#### What this task involves
List every line below containing "text".

#### Extracted data
## START

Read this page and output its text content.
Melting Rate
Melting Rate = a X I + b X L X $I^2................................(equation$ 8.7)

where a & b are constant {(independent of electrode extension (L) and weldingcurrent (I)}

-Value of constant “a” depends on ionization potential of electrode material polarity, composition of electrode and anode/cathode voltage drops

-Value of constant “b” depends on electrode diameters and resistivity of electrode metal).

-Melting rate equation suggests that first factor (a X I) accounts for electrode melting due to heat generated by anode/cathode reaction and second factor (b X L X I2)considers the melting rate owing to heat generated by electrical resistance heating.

## END
## START

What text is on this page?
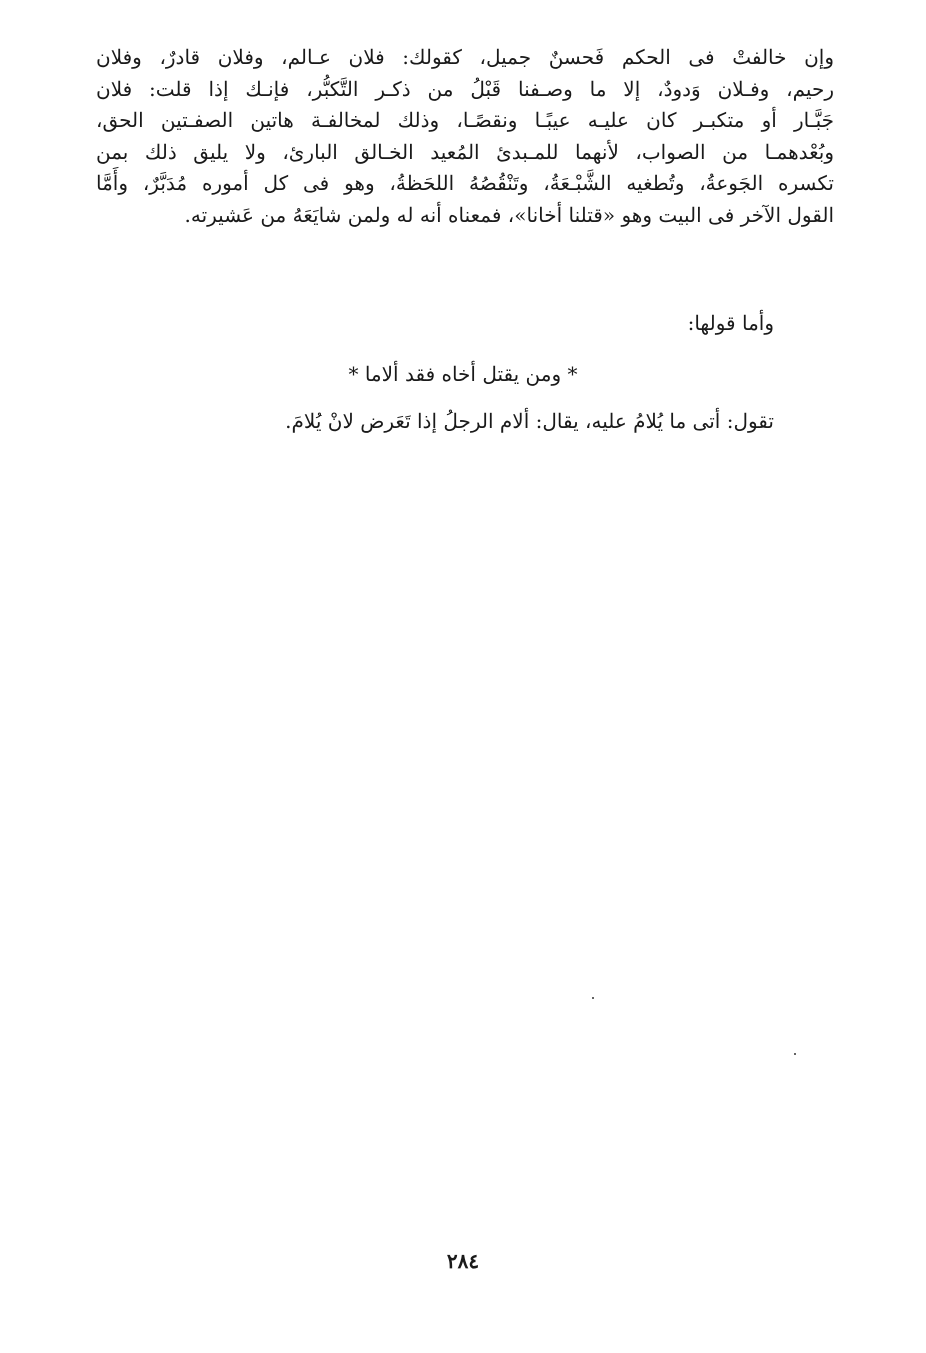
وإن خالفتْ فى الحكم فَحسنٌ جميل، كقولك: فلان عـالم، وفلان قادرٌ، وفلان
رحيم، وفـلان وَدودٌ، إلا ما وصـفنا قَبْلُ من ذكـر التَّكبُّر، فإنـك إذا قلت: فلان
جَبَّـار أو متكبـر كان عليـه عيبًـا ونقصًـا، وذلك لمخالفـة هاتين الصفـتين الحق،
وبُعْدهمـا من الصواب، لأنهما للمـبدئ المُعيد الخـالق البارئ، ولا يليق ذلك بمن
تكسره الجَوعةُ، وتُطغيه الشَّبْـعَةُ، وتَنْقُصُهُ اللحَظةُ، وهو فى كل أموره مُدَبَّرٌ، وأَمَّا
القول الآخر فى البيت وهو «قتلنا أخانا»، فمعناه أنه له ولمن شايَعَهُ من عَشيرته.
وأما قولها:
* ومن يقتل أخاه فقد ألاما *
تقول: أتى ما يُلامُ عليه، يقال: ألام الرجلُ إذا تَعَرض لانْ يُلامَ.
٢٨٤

## END

#### Worked answer
Read this page and output its text content.
What text is on this page?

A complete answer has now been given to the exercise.